__SET EXERCISE__. Find and return each line containing "внутреннего".

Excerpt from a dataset
[start]
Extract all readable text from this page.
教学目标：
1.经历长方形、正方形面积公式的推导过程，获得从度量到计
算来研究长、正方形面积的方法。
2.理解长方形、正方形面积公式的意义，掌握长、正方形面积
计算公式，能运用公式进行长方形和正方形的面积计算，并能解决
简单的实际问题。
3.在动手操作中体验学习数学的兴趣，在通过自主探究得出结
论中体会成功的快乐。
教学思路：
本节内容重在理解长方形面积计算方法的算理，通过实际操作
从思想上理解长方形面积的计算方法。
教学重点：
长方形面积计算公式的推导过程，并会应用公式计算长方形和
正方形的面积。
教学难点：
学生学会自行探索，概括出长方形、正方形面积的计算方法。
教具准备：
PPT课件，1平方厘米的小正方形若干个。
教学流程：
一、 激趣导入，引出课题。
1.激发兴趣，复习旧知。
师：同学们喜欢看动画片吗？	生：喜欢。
[end]
[start]
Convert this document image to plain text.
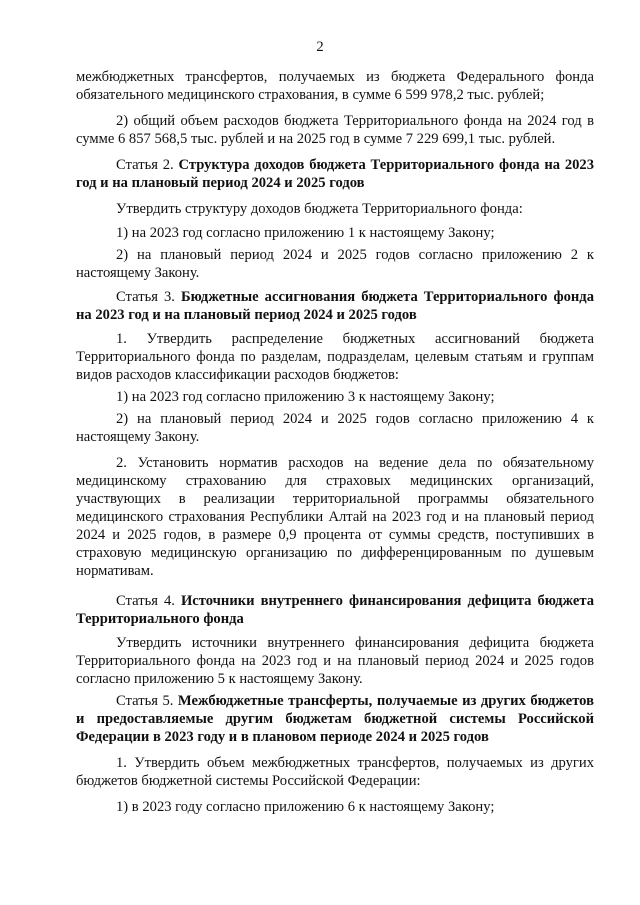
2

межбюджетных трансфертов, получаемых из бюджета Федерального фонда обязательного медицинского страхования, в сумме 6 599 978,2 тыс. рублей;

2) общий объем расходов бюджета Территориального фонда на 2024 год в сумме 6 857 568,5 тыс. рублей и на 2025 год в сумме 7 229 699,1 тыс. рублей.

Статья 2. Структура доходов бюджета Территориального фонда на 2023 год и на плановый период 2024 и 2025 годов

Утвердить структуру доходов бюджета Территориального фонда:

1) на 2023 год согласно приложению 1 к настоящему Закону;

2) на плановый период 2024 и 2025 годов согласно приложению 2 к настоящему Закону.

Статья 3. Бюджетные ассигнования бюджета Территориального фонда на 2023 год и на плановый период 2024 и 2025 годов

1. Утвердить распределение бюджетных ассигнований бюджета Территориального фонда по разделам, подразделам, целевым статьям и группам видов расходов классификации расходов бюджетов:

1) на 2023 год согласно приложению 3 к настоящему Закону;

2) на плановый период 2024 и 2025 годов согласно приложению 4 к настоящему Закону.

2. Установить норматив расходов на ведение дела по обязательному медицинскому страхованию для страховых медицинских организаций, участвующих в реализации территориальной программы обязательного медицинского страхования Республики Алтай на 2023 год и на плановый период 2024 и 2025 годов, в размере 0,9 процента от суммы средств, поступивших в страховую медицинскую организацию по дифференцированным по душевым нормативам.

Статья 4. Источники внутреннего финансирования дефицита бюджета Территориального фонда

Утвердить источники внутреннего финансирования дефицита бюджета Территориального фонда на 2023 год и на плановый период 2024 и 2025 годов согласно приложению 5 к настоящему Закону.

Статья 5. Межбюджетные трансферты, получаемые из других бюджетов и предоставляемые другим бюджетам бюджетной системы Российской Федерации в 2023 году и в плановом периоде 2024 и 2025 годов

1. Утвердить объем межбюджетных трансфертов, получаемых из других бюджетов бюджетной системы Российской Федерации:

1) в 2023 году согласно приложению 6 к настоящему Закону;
[end]
__WRITTEN SOLUTION__.
Статья 4. Источники внутреннего финансирования дефицита бюджета Территориального фонда
Утвердить источники внутреннего финансирования дефицита бюджета Территориального фонда на 2023 год и на плановый период 2024 и 2025 годов согласно приложению 5 к настоящему Закону.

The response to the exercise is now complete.